Directions:
Show each line from the listing that includes the word "body".

The records:
** start **

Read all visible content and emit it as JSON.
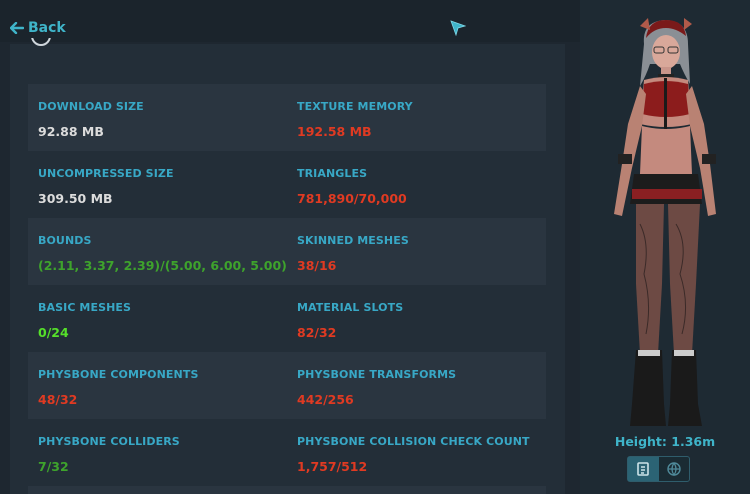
{
  "nav": {
    "back_label": "Back"
  },
  "stats": [
    {
      "label": "DOWNLOAD SIZE",
      "value": "92.88 MB",
      "color": "#dcdcdc"
    },
    {
      "label": "TEXTURE MEMORY",
      "value": "192.58 MB",
      "color": "#e03a22"
    },
    {
      "label": "UNCOMPRESSED SIZE",
      "value": "309.50 MB",
      "color": "#dcdcdc"
    },
    {
      "label": "TRIANGLES",
      "value": "781,890/70,000",
      "color": "#e03a22"
    },
    {
      "label": "BOUNDS",
      "value": "(2.11, 3.37, 2.39)/(5.00, 6.00, 5.00)",
      "color": "#3ea32c"
    },
    {
      "label": "SKINNED MESHES",
      "value": "38/16",
      "color": "#e03a22"
    },
    {
      "label": "BASIC MESHES",
      "value": "0/24",
      "color": "#55e02a"
    },
    {
      "label": "MATERIAL SLOTS",
      "value": "82/32",
      "color": "#e03a22"
    },
    {
      "label": "PHYSBONE COMPONENTS",
      "value": "48/32",
      "color": "#e03a22"
    },
    {
      "label": "PHYSBONE TRANSFORMS",
      "value": "442/256",
      "color": "#e03a22"
    },
    {
      "label": "PHYSBONE COLLIDERS",
      "value": "7/32",
      "color": "#3ea32c"
    },
    {
      "label": "PHYSBONE COLLISION CHECK COUNT",
      "value": "1,757/512",
      "color": "#e03a22"
    }
  ],
  "avatar_panel": {
    "height_label": "Height: 1.36m"
  },
  "icons": {
    "back": "arrow-left-icon",
    "cursor": "pointer-cursor-icon",
    "spinner": "loading-spinner-icon",
    "view_a": "avatar-details-icon",
    "view_b": "globe-icon"
  }
}
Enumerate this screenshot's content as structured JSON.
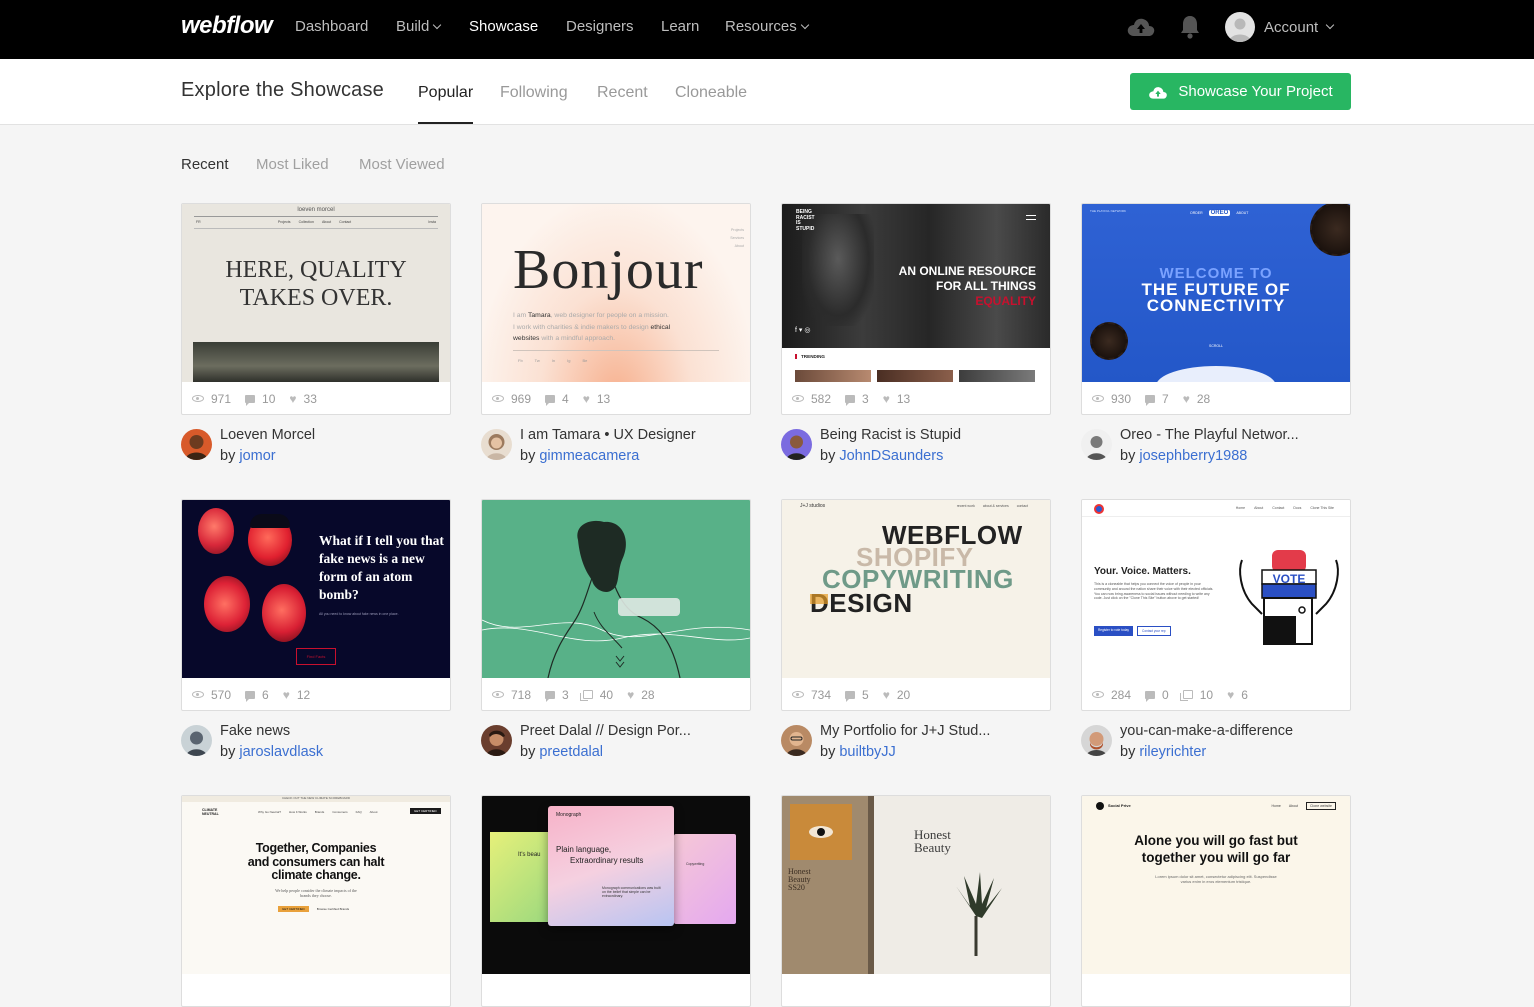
{
  "brand": "webflow",
  "nav": {
    "items": [
      {
        "label": "Dashboard",
        "dropdown": false
      },
      {
        "label": "Build",
        "dropdown": true
      },
      {
        "label": "Showcase",
        "dropdown": false,
        "active": true
      },
      {
        "label": "Designers",
        "dropdown": false
      },
      {
        "label": "Learn",
        "dropdown": false
      },
      {
        "label": "Resources",
        "dropdown": true
      }
    ],
    "account_label": "Account"
  },
  "subheader": {
    "title": "Explore the Showcase",
    "tabs": [
      "Popular",
      "Following",
      "Recent",
      "Cloneable"
    ],
    "active_tab": "Popular",
    "cta_label": "Showcase Your Project"
  },
  "filters": [
    "Recent",
    "Most Liked",
    "Most Viewed"
  ],
  "active_filter": "Recent",
  "colors": {
    "cta": "#28b662",
    "link": "#3b6fd1",
    "topbar": "#000000"
  },
  "cards": [
    {
      "title": "Loeven Morcel",
      "author": "jomor",
      "views": "971",
      "comments": "10",
      "likes": "33",
      "thumb": {
        "top": "loeven morcel",
        "nav": [
          "FR",
          "Projects",
          "Collection",
          "About",
          "Contact",
          "Insta"
        ],
        "headline1": "HERE, QUALITY",
        "headline2": "TAKES OVER."
      }
    },
    {
      "title": "I am Tamara • UX Designer",
      "author": "gimmeacamera",
      "views": "969",
      "comments": "4",
      "likes": "13",
      "thumb": {
        "headline": "Bonjour",
        "line1a": "I am ",
        "line1b": "Tamara",
        "line1c": ", web designer for people on a mission.",
        "line2a": "I work with charities & indie makers to design ",
        "line2b": "ethical",
        "line3a": "websites",
        "line3b": " with a mindful approach.",
        "side": [
          "Projects",
          "Services",
          "About"
        ],
        "social": [
          "Fb",
          "Tw",
          "In",
          "Ig",
          "Be"
        ]
      }
    },
    {
      "title": "Being Racist is Stupid",
      "author": "JohnDSaunders",
      "views": "582",
      "comments": "3",
      "likes": "13",
      "thumb": {
        "logo": "BEING RACIST IS STUPID",
        "headline1": "AN ONLINE RESOURCE",
        "headline2": "FOR ALL THINGS",
        "headline3": "EQUALITY",
        "trending": "TRENDING",
        "social": "f ▾ ◎"
      }
    },
    {
      "title": "Oreo - The Playful Networ...",
      "author": "josephberry1988",
      "views": "930",
      "comments": "7",
      "likes": "28",
      "thumb": {
        "brand": "OREO",
        "nav": [
          "ORDER",
          "ABOUT"
        ],
        "headline1": "WELCOME TO",
        "headline2": "THE FUTURE OF",
        "headline3": "CONNECTIVITY",
        "scroll": "SCROLL",
        "corner": "THE PLAYFUL NETWORK"
      }
    },
    {
      "title": "Fake news",
      "author": "jaroslavdlask",
      "views": "570",
      "comments": "6",
      "likes": "12",
      "thumb": {
        "headline": "What if I tell you that fake news is a new form of an atom bomb?",
        "sub": "All you need to know about fake news in one place.",
        "button": "Find Facts"
      }
    },
    {
      "title": "Preet Dalal // Design Por...",
      "author": "preetdalal",
      "views": "718",
      "comments": "3",
      "clones": "40",
      "likes": "28",
      "thumb": {}
    },
    {
      "title": "My Portfolio for J+J Stud...",
      "author": "builtbyJJ",
      "views": "734",
      "comments": "5",
      "likes": "20",
      "thumb": {
        "brand": "J+J studios",
        "nav": [
          "recent work",
          "about & services",
          "contact"
        ],
        "words": [
          "WEBFLOW",
          "SHOPIFY",
          "COPYWRITING",
          "DESIGN"
        ]
      }
    },
    {
      "title": "you-can-make-a-difference",
      "author": "rileyrichter",
      "views": "284",
      "comments": "0",
      "clones": "10",
      "likes": "6",
      "thumb": {
        "nav": [
          "Home",
          "About",
          "Contact",
          "Docs",
          "Clone This Site"
        ],
        "headline": "Your. Voice. Matters.",
        "body": "This is a cloneable that helps you connect the voice of people in your community and around the nation share their voice with their elected officials. You can now bring awareness to social issues without needing to write any code. Just click on the \"Clone This Site\" button above to get started!",
        "btn1": "Register to vote today",
        "btn2": "Contact your rep",
        "vote": "VOTE"
      }
    },
    {
      "title": "",
      "author": "",
      "thumb": {
        "banner": "CHECK OUT THE NEW CLIMATE SCOREBOARD",
        "logo": "CLIMATE NEUTRAL",
        "nav": [
          "Why Go Neutral?",
          "How It Works",
          "Brands",
          "Consumers",
          "FAQ",
          "About"
        ],
        "cta": "GET CERTIFIED",
        "headline": "Together, Companies and consumers can halt climate change.",
        "sub": "We help people consider the climate impacts of the brands they choose.",
        "btn1": "GET CERTIFIED",
        "btn2": "Browse Certified Brands"
      }
    },
    {
      "title": "",
      "author": "",
      "thumb": {
        "brand": "Monograph",
        "headline1": "Plain language,",
        "headline2": "Extraordinary results",
        "side": "It's beau",
        "right": "Copywriting",
        "body": "Monograph communications was built on the belief that simple can be extraordinary."
      }
    },
    {
      "title": "",
      "author": "",
      "thumb": {
        "brand1": "Honest",
        "brand2": "Beauty",
        "left1": "Honest",
        "left2": "Beauty",
        "left3": "SS20"
      }
    },
    {
      "title": "",
      "author": "",
      "thumb": {
        "brand": "Social Prive",
        "nav": [
          "Home",
          "About"
        ],
        "nav_btn": "Clone website",
        "headline1": "Alone you will go fast but",
        "headline2": "together you will go far",
        "body": "Lorem ipsum dolor sit amet, consectetur adipiscing elit. Suspendisse varius enim in eros elementum tristique."
      }
    }
  ]
}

** end **

Solution below:
        "body": "This is a cloneable that helps you connect the voice of people in your community and around the nation share their voice with their elected officials. You can now bring awareness to social issues without needing to write any code. Just click on the \"Clone This Site\" button above to get started!",
        "body": "Monograph communications was built on the belief that simple can be extraordinary."
        "body": "Lorem ipsum dolor sit amet, consectetur adipiscing elit. Suspendisse varius enim in eros elementum tristique."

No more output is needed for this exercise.